## [WORK TO DO]
Each record below should be output verbatim, without pictures.

## [PROVIDED DATA]

++++++

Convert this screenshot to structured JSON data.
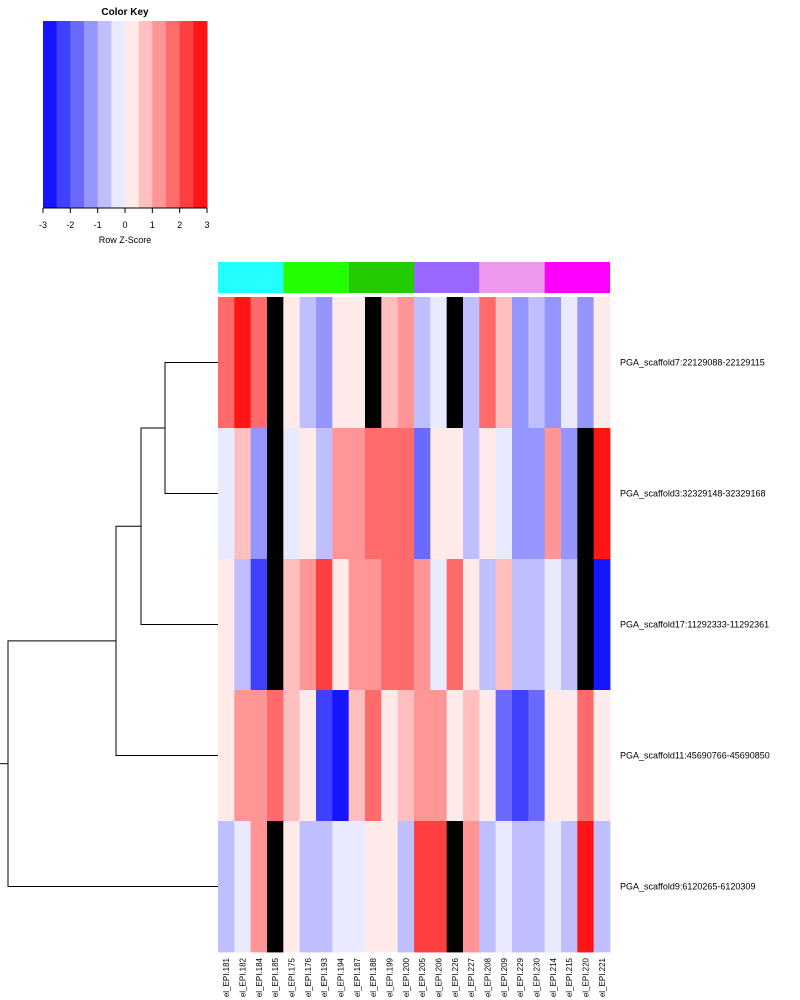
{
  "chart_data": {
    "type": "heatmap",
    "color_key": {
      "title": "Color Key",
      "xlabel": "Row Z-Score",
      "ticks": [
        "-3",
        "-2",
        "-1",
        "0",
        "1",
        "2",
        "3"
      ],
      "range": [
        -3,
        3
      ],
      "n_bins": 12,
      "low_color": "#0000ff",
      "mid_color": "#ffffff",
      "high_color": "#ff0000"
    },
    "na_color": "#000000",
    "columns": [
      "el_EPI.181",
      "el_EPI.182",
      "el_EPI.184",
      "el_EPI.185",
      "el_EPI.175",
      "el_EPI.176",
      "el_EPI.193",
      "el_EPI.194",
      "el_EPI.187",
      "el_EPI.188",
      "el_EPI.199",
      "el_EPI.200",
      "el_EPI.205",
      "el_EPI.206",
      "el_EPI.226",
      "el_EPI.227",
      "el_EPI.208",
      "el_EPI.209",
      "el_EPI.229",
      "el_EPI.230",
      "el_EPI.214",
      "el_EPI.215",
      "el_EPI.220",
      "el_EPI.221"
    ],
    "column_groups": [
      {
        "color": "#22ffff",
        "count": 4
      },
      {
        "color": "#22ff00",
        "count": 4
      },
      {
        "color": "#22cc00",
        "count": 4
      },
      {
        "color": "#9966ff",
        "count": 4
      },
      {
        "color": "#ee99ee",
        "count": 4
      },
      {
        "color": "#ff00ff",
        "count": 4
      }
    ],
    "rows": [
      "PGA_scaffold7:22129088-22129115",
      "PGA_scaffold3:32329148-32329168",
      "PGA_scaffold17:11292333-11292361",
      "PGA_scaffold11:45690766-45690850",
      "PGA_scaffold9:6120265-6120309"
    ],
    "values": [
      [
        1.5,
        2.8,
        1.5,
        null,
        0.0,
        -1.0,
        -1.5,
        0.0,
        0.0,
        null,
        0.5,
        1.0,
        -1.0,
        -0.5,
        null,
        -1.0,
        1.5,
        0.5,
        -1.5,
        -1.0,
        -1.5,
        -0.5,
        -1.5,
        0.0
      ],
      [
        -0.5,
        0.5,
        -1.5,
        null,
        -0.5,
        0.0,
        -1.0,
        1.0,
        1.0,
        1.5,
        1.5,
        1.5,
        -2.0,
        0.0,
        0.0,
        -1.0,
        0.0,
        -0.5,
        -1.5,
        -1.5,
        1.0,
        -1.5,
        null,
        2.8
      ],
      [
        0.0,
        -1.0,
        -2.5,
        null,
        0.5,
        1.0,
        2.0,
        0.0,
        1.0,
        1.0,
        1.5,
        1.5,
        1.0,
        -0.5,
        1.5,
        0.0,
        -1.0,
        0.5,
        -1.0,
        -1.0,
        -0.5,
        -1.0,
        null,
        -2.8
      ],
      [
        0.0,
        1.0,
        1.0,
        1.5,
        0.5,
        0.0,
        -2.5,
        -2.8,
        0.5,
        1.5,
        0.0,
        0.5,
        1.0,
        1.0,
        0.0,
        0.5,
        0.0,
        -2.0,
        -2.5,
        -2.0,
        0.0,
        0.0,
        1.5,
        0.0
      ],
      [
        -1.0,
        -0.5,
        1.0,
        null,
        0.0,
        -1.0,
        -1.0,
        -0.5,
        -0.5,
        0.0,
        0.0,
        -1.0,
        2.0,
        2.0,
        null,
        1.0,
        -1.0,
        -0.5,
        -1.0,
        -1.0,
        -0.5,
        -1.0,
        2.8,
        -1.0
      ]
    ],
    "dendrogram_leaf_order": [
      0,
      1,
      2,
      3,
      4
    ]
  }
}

++++++

## [OUTPUT FOR THIS TASK]
Convert this screenshot to structured JSON data.
{
  "chart_data": {
    "type": "heatmap",
    "color_key": {
      "title": "Color Key",
      "xlabel": "Row Z-Score",
      "ticks": [
        "-3",
        "-2",
        "-1",
        "0",
        "1",
        "2",
        "3"
      ],
      "range": [
        -3,
        3
      ],
      "n_bins": 12,
      "low_color": "#0000ff",
      "mid_color": "#ffffff",
      "high_color": "#ff0000"
    },
    "na_color": "#000000",
    "columns": [
      "el_EPI.181",
      "el_EPI.182",
      "el_EPI.184",
      "el_EPI.185",
      "el_EPI.175",
      "el_EPI.176",
      "el_EPI.193",
      "el_EPI.194",
      "el_EPI.187",
      "el_EPI.188",
      "el_EPI.199",
      "el_EPI.200",
      "el_EPI.205",
      "el_EPI.206",
      "el_EPI.226",
      "el_EPI.227",
      "el_EPI.208",
      "el_EPI.209",
      "el_EPI.229",
      "el_EPI.230",
      "el_EPI.214",
      "el_EPI.215",
      "el_EPI.220",
      "el_EPI.221"
    ],
    "column_groups": [
      {
        "color": "#22ffff",
        "count": 4
      },
      {
        "color": "#22ff00",
        "count": 4
      },
      {
        "color": "#22cc00",
        "count": 4
      },
      {
        "color": "#9966ff",
        "count": 4
      },
      {
        "color": "#ee99ee",
        "count": 4
      },
      {
        "color": "#ff00ff",
        "count": 4
      }
    ],
    "rows": [
      "PGA_scaffold7:22129088-22129115",
      "PGA_scaffold3:32329148-32329168",
      "PGA_scaffold17:11292333-11292361",
      "PGA_scaffold11:45690766-45690850",
      "PGA_scaffold9:6120265-6120309"
    ],
    "values": [
      [
        1.5,
        2.8,
        1.5,
        null,
        0.0,
        -1.0,
        -1.5,
        0.0,
        0.0,
        null,
        0.5,
        1.0,
        -1.0,
        -0.5,
        null,
        -1.0,
        1.5,
        0.5,
        -1.5,
        -1.0,
        -1.5,
        -0.5,
        -1.5,
        0.0
      ],
      [
        -0.5,
        0.5,
        -1.5,
        null,
        -0.5,
        0.0,
        -1.0,
        1.0,
        1.0,
        1.5,
        1.5,
        1.5,
        -2.0,
        0.0,
        0.0,
        -1.0,
        0.0,
        -0.5,
        -1.5,
        -1.5,
        1.0,
        -1.5,
        null,
        2.8
      ],
      [
        0.0,
        -1.0,
        -2.5,
        null,
        0.5,
        1.0,
        2.0,
        0.0,
        1.0,
        1.0,
        1.5,
        1.5,
        1.0,
        -0.5,
        1.5,
        0.0,
        -1.0,
        0.5,
        -1.0,
        -1.0,
        -0.5,
        -1.0,
        null,
        -2.8
      ],
      [
        0.0,
        1.0,
        1.0,
        1.5,
        0.5,
        0.0,
        -2.5,
        -2.8,
        0.5,
        1.5,
        0.0,
        0.5,
        1.0,
        1.0,
        0.0,
        0.5,
        0.0,
        -2.0,
        -2.5,
        -2.0,
        0.0,
        0.0,
        1.5,
        0.0
      ],
      [
        -1.0,
        -0.5,
        1.0,
        null,
        0.0,
        -1.0,
        -1.0,
        -0.5,
        -0.5,
        0.0,
        0.0,
        -1.0,
        2.0,
        2.0,
        null,
        1.0,
        -1.0,
        -0.5,
        -1.0,
        -1.0,
        -0.5,
        -1.0,
        2.8,
        -1.0
      ]
    ],
    "dendrogram_leaf_order": [
      0,
      1,
      2,
      3,
      4
    ]
  }
}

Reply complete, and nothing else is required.